Stored records:
########################################

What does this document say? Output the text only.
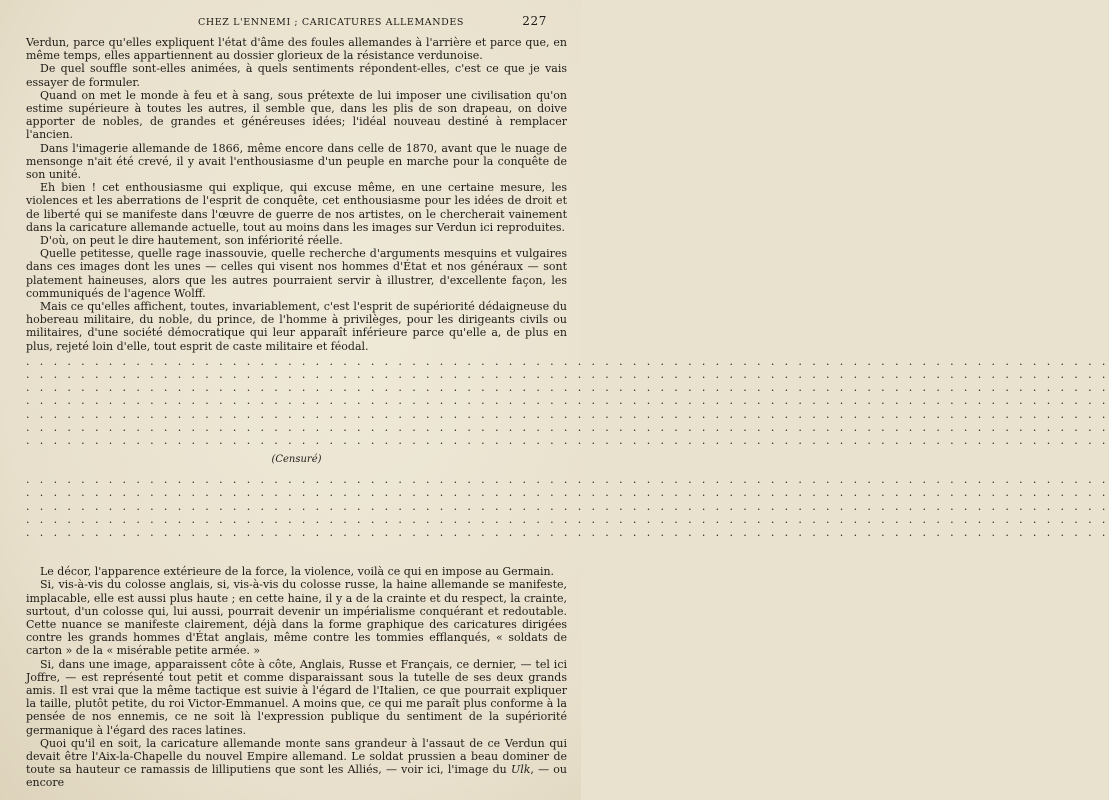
CHEZ L'ENNEMI ; CARICATURES ALLEMANDES	227

Verdun, parce qu'elles expliquent l'état d'âme des foules allemandes à l'arrière et parce que, en même temps, elles appartiennent au dossier glorieux de la résistance verdunoise.

De quel souffle sont-elles animées, à quels sentiments répondent-elles, c'est ce que je vais essayer de formuler.

Quand on met le monde à feu et à sang, sous prétexte de lui imposer une civilisation qu'on estime supérieure à toutes les autres, il semble que, dans les plis de son drapeau, on doive apporter de nobles, de grandes et généreuses idées; l'idéal nouveau destiné à remplacer l'ancien.

Dans l'imagerie allemande de 1866, même encore dans celle de 1870, avant que le nuage de mensonge n'ait été crevé, il y avait l'enthousiasme d'un peuple en marche pour la conquête de son unité.

Eh bien ! cet enthousiasme qui explique, qui excuse même, en une certaine mesure, les violences et les aberrations de l'esprit de conquête, cet enthousiasme pour les idées de droit et de liberté qui se manifeste dans l'œuvre de guerre de nos artistes, on le chercherait vainement dans la caricature allemande actuelle, tout au moins dans les images sur Verdun ici reproduites.

D'où, on peut le dire hautement, son infériorité réelle.

Quelle petitesse, quelle rage inassouvie, quelle recherche d'arguments mesquins et vulgaires dans ces images dont les unes — celles qui visent nos hommes d'État et nos généraux — sont platement haineuses, alors que les autres pourraient servir à illustrer, d'excellente façon, les communiqués de l'agence Wolff.

Mais ce qu'elles affichent, toutes, invariablement, c'est l'esprit de supériorité dédaigneuse du hobereau militaire, du noble, du prince, de l'homme à privilèges, pour les dirigeants civils ou militaires, d'une société démocratique qui leur apparaît inférieure parce qu'elle a, de plus en plus, rejeté loin d'elle, tout esprit de caste militaire et féodal.

. . . . . . . . . . . . . . . . . . . . . . . . . . . . . . . . . . . . . . . . . . . . . . . . . . . . . . . . . . . . . . . . . . . . . . . . . . . . . . .
. . . . . . . . . . . . . . . . . . . . . . . . . . . . . . . . . . . . . . . . . . . . . . . . . . . . . . . . . . . . . . . . . . . . . . . . . . . . . . .
. . . . . . . . . . . . . . . . . . . . . . . . . . . . . . . . . . . . . . . . . . . . . . . . . . . . . . . . . . . . . . . . . . . . . . . . . . . . . . .
. . . . . . . . . . . . . . . . . . . . . . . . . . . . . . . . . . . . . . . . . . . . . . . . . . . . . . . . . . . . . . . . . . . . . . . . . . . . . . .
. . . . . . . . . . . . . . . . . . . . . . . . . . . . . . . . . . . . . . . . . . . . . . . . . . . . . . . . . . . . . . . . . . . . . . . . . . . . . . .
. . . . . . . . . . . . . . . . . . . . . . . . . . . . . . . . . . . . . . . . . . . . . . . . . . . . . . . . . . . . . . . . . . . . . . . . . . . . . . .
. . . . . . . . . . . . . . . . . . . . . . . . . . . . . . . . . . . . . . . . . . . . . . . . . . . . . . . . . . . . . . . . . . . . . . . . . . . . . . .
(Censuré)
. . . . . . . . . . . . . . . . . . . . . . . . . . . . . . . . . . . . . . . . . . . . . . . . . . . . . . . . . . . . . . . . . . . . . . . . . . . . . . .
. . . . . . . . . . . . . . . . . . . . . . . . . . . . . . . . . . . . . . . . . . . . . . . . . . . . . . . . . . . . . . . . . . . . . . . . . . . . . . .
. . . . . . . . . . . . . . . . . . . . . . . . . . . . . . . . . . . . . . . . . . . . . . . . . . . . . . . . . . . . . . . . . . . . . . . . . . . . . . .
. . . . . . . . . . . . . . . . . . . . . . . . . . . . . . . . . . . . . . . . . . . . . . . . . . . . . . . . . . . . . . . . . . . . . . . . . . . . . . .
. . . . . . . . . . . . . . . . . . . . . . . . . . . . . . . . . . . . . . . . . . . . . . . . . . . . . . . . . . . . . . . . . . . . . . . . . . . . . . .

Le décor, l'apparence extérieure de la force, la violence, voilà ce qui en impose au Germain.

Si, vis-à-vis du colosse anglais, si, vis-à-vis du colosse russe, la haine allemande se manifeste, implacable, elle est aussi plus haute ; en cette haine, il y a de la crainte et du respect, la crainte, surtout, d'un colosse qui, lui aussi, pourrait devenir un impérialisme conquérant et redoutable. Cette nuance se manifeste clairement, déjà dans la forme graphique des caricatures dirigées contre les grands hommes d'État anglais, même contre les tommies efflanqués, « soldats de carton » de la « misérable petite armée. »

Si, dans une image, apparaissent côte à côte, Anglais, Russe et Français, ce dernier, — tel ici Joffre, — est représenté tout petit et comme disparaissant sous la tutelle de ses deux grands amis. Il est vrai que la même tactique est suivie à l'égard de l'Italien, ce que pourrait expliquer la taille, plutôt petite, du roi Victor-Emmanuel. A moins que, ce qui me paraît plus conforme à la pensée de nos ennemis, ce ne soit là l'expression publique du sentiment de la supériorité germanique à l'égard des races latines.

Quoi qu'il en soit, la caricature allemande monte sans grandeur à l'assaut de ce Verdun qui devait être l'Aix-la-Chapelle du nouvel Empire allemand. Le soldat prussien a beau dominer de toute sa hauteur ce ramassis de lilliputiens que sont les Alliés, — voir ici, l'image du Ulk, — ou encore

########################################

GIVEN PROBLEM: Every line should be retyped exactly, with the pictures omitted.

WRITTEN RESPONSE:
What does this document say? Output the text only.
CHEZ L'ENNEMI ; CARICATURES ALLEMANDES	227

Verdun, parce qu'elles expliquent l'état d'âme des foules allemandes à l'arrière et parce que, en même temps, elles appartiennent au dossier glorieux de la résistance verdunoise.

De quel souffle sont-elles animées, à quels sentiments répondent-elles, c'est ce que je vais essayer de formuler.

Quand on met le monde à feu et à sang, sous prétexte de lui imposer une civilisation qu'on estime supérieure à toutes les autres, il semble que, dans les plis de son drapeau, on doive apporter de nobles, de grandes et généreuses idées; l'idéal nouveau destiné à remplacer l'ancien.

Dans l'imagerie allemande de 1866, même encore dans celle de 1870, avant que le nuage de mensonge n'ait été crevé, il y avait l'enthousiasme d'un peuple en marche pour la conquête de son unité.

Eh bien ! cet enthousiasme qui explique, qui excuse même, en une certaine mesure, les violences et les aberrations de l'esprit de conquête, cet enthousiasme pour les idées de droit et de liberté qui se manifeste dans l'œuvre de guerre de nos artistes, on le chercherait vainement dans la caricature allemande actuelle, tout au moins dans les images sur Verdun ici reproduites.

D'où, on peut le dire hautement, son infériorité réelle.

Quelle petitesse, quelle rage inassouvie, quelle recherche d'arguments mesquins et vulgaires dans ces images dont les unes — celles qui visent nos hommes d'État et nos généraux — sont platement haineuses, alors que les autres pourraient servir à illustrer, d'excellente façon, les communiqués de l'agence Wolff.

Mais ce qu'elles affichent, toutes, invariablement, c'est l'esprit de supériorité dédaigneuse du hobereau militaire, du noble, du prince, de l'homme à privilèges, pour les dirigeants civils ou militaires, d'une société démocratique qui leur apparaît inférieure parce qu'elle a, de plus en plus, rejeté loin d'elle, tout esprit de caste militaire et féodal.

. . . . . . . . . . . . . . . . . . . . . . . . . . . . . . . . . . . . . . . . . . . . . . . . . . . . . . . . . . . . . . . . . . . . . . . . . . . . . . .
. . . . . . . . . . . . . . . . . . . . . . . . . . . . . . . . . . . . . . . . . . . . . . . . . . . . . . . . . . . . . . . . . . . . . . . . . . . . . . .
. . . . . . . . . . . . . . . . . . . . . . . . . . . . . . . . . . . . . . . . . . . . . . . . . . . . . . . . . . . . . . . . . . . . . . . . . . . . . . .
. . . . . . . . . . . . . . . . . . . . . . . . . . . . . . . . . . . . . . . . . . . . . . . . . . . . . . . . . . . . . . . . . . . . . . . . . . . . . . .
. . . . . . . . . . . . . . . . . . . . . . . . . . . . . . . . . . . . . . . . . . . . . . . . . . . . . . . . . . . . . . . . . . . . . . . . . . . . . . .
. . . . . . . . . . . . . . . . . . . . . . . . . . . . . . . . . . . . . . . . . . . . . . . . . . . . . . . . . . . . . . . . . . . . . . . . . . . . . . .
. . . . . . . . . . . . . . . . . . . . . . . . . . . . . . . . . . . . . . . . . . . . . . . . . . . . . . . . . . . . . . . . . . . . . . . . . . . . . . .
(Censuré)
. . . . . . . . . . . . . . . . . . . . . . . . . . . . . . . . . . . . . . . . . . . . . . . . . . . . . . . . . . . . . . . . . . . . . . . . . . . . . . .
. . . . . . . . . . . . . . . . . . . . . . . . . . . . . . . . . . . . . . . . . . . . . . . . . . . . . . . . . . . . . . . . . . . . . . . . . . . . . . .
. . . . . . . . . . . . . . . . . . . . . . . . . . . . . . . . . . . . . . . . . . . . . . . . . . . . . . . . . . . . . . . . . . . . . . . . . . . . . . .
. . . . . . . . . . . . . . . . . . . . . . . . . . . . . . . . . . . . . . . . . . . . . . . . . . . . . . . . . . . . . . . . . . . . . . . . . . . . . . .
. . . . . . . . . . . . . . . . . . . . . . . . . . . . . . . . . . . . . . . . . . . . . . . . . . . . . . . . . . . . . . . . . . . . . . . . . . . . . . .

Le décor, l'apparence extérieure de la force, la violence, voilà ce qui en impose au Germain.

Si, vis-à-vis du colosse anglais, si, vis-à-vis du colosse russe, la haine allemande se manifeste, implacable, elle est aussi plus haute ; en cette haine, il y a de la crainte et du respect, la crainte, surtout, d'un colosse qui, lui aussi, pourrait devenir un impérialisme conquérant et redoutable. Cette nuance se manifeste clairement, déjà dans la forme graphique des caricatures dirigées contre les grands hommes d'État anglais, même contre les tommies efflanqués, « soldats de carton » de la « misérable petite armée. »

Si, dans une image, apparaissent côte à côte, Anglais, Russe et Français, ce dernier, — tel ici Joffre, — est représenté tout petit et comme disparaissant sous la tutelle de ses deux grands amis. Il est vrai que la même tactique est suivie à l'égard de l'Italien, ce que pourrait expliquer la taille, plutôt petite, du roi Victor-Emmanuel. A moins que, ce qui me paraît plus conforme à la pensée de nos ennemis, ce ne soit là l'expression publique du sentiment de la supériorité germanique à l'égard des races latines.

Quoi qu'il en soit, la caricature allemande monte sans grandeur à l'assaut de ce Verdun qui devait être l'Aix-la-Chapelle du nouvel Empire allemand. Le soldat prussien a beau dominer de toute sa hauteur ce ramassis de lilliputiens que sont les Alliés, — voir ici, l'image du Ulk, — ou encore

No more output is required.